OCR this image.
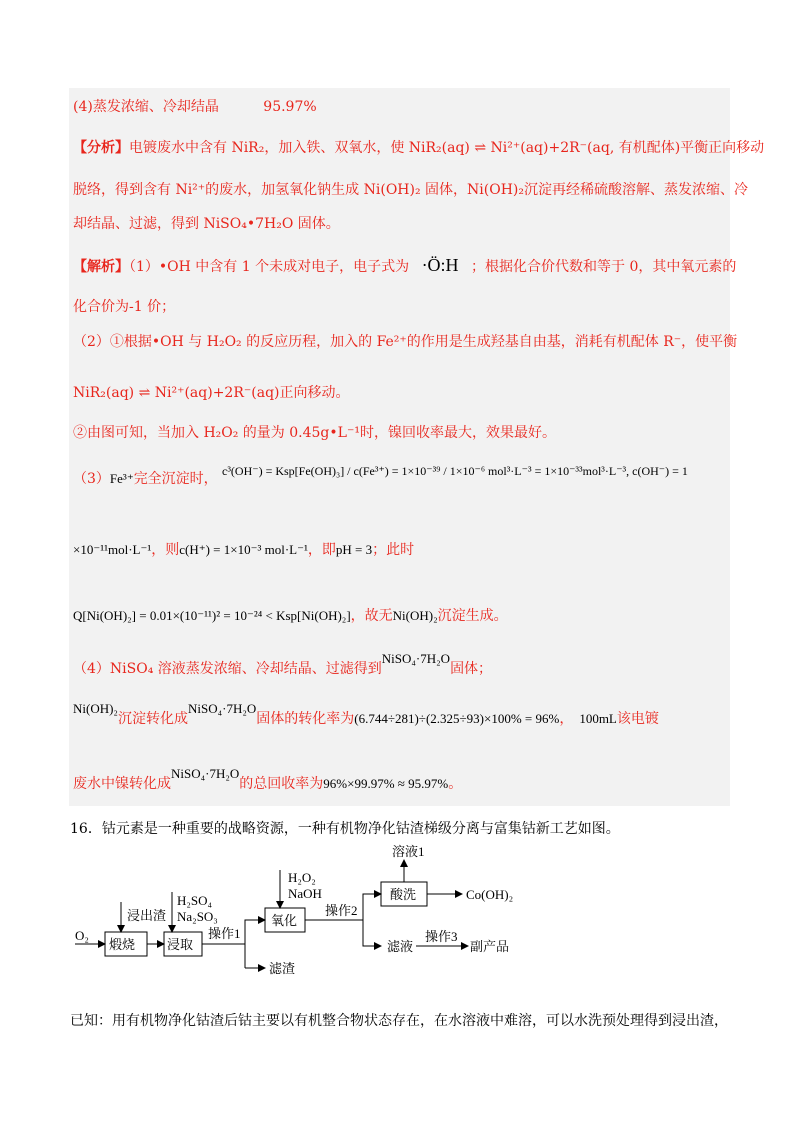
(4)蒸发浓缩、冷却结晶	95.97%
【分析】电镀废水中含有 NiR₂，加入铁、双氧水，使 NiR₂(aq) ⇌ Ni²⁺(aq)+2R⁻(aq, 有机配体)平衡正向移动
脱络，得到含有 Ni²⁺的废水，加氢氧化钠生成 Ni(OH)₂ 固体，Ni(OH)₂沉淀再经稀硫酸溶解、蒸发浓缩、冷
却结晶、过滤，得到 NiSO₄•7H₂O 固体。
【解析】（1）•OH 中含有 1 个未成对电子，电子式为 ·Ö:H ；根据化合价代数和等于 0，其中氧元素的
化合价为-1 价；
（2）①根据•OH 与 H₂O₂ 的反应历程，加入的 Fe²⁺的作用是生成羟基自由基，消耗有机配体 R⁻，使平衡
NiR₂(aq) ⇌ Ni²⁺(aq)+2R⁻(aq)正向移动。
②由图可知，当加入 H₂O₂ 的量为 0.45g•L⁻¹时，镍回收率最大，效果最好。
（3）Fe³⁺完全沉淀时， c³(OH⁻) = Ksp[Fe(OH)₃] / c(Fe³⁺) = 1×10⁻³⁹ / 1×10⁻⁶ mol³·L⁻³ = 1×10⁻³³mol³·L⁻³, c(OH⁻) = 1
×10⁻¹¹mol·L⁻¹，则c(H⁺) = 1×10⁻³ mol·L⁻¹，即pH = 3；此时
Q[Ni(OH)₂] = 0.01×(10⁻¹¹)² = 10⁻²⁴ < Ksp[Ni(OH)₂]，故无Ni(OH)₂沉淀生成。
（4）NiSO₄ 溶液蒸发浓缩、冷却结晶、过滤得到NiSO₄·7H₂O固体；
Ni(OH)₂沉淀转化成NiSO₄·7H₂O固体的转化率为(6.744÷281)÷(2.325÷93)×100% = 96%， 100mL该电镀
废水中镍转化成NiSO₄·7H₂O的总回收率为96%×99.97% ≈ 95.97%。
16．钴元素是一种重要的战略资源，一种有机物净化钴渣梯级分离与富集钴新工艺如图。
煅烧 浸取
氧化
酸洗
O₂
浸出渣
H₂SO₄
Na₂SO₃
操作1
滤渣
H₂O₂
NaOH
操作2
溶液1
Co(OH)₂
滤液
操作3
副产品
已知：用有机物净化钴渣后钴主要以有机整合物状态存在，在水溶液中难溶，可以水洗预处理得到浸出渣，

· · ·

Objective:
Every record is to be reproduced exactly, with no pictures included.

Finished answer:
OCR this image.
(4)蒸发浓缩、冷却结晶	95.97%
【分析】电镀废水中含有 NiR₂，加入铁、双氧水，使 NiR₂(aq) ⇌ Ni²⁺(aq)+2R⁻(aq, 有机配体)平衡正向移动
脱络，得到含有 Ni²⁺的废水，加氢氧化钠生成 Ni(OH)₂ 固体，Ni(OH)₂沉淀再经稀硫酸溶解、蒸发浓缩、冷
却结晶、过滤，得到 NiSO₄•7H₂O 固体。
【解析】（1）•OH 中含有 1 个未成对电子，电子式为 ·Ö:H ；根据化合价代数和等于 0，其中氧元素的
化合价为-1 价；
（2）①根据•OH 与 H₂O₂ 的反应历程，加入的 Fe²⁺的作用是生成羟基自由基，消耗有机配体 R⁻，使平衡
NiR₂(aq) ⇌ Ni²⁺(aq)+2R⁻(aq)正向移动。
②由图可知，当加入 H₂O₂ 的量为 0.45g•L⁻¹时，镍回收率最大，效果最好。
（3）Fe³⁺完全沉淀时， c³(OH⁻) = Ksp[Fe(OH)₃] / c(Fe³⁺) = 1×10⁻³⁹ / 1×10⁻⁶ mol³·L⁻³ = 1×10⁻³³mol³·L⁻³, c(OH⁻) = 1
×10⁻¹¹mol·L⁻¹，则c(H⁺) = 1×10⁻³ mol·L⁻¹，即pH = 3；此时
Q[Ni(OH)₂] = 0.01×(10⁻¹¹)² = 10⁻²⁴ < Ksp[Ni(OH)₂]，故无Ni(OH)₂沉淀生成。
（4）NiSO₄ 溶液蒸发浓缩、冷却结晶、过滤得到NiSO₄·7H₂O固体；
Ni(OH)₂沉淀转化成NiSO₄·7H₂O固体的转化率为(6.744÷281)÷(2.325÷93)×100% = 96%， 100mL该电镀
废水中镍转化成NiSO₄·7H₂O的总回收率为96%×99.97% ≈ 95.97%。
16．钴元素是一种重要的战略资源，一种有机物净化钴渣梯级分离与富集钴新工艺如图。
煅烧 浸取
氧化
酸洗
O₂
浸出渣
H₂SO₄
Na₂SO₃
操作1
滤渣
H₂O₂
NaOH
操作2
溶液1
Co(OH)₂
滤液
操作3
副产品
已知：用有机物净化钴渣后钴主要以有机整合物状态存在，在水溶液中难溶，可以水洗预处理得到浸出渣，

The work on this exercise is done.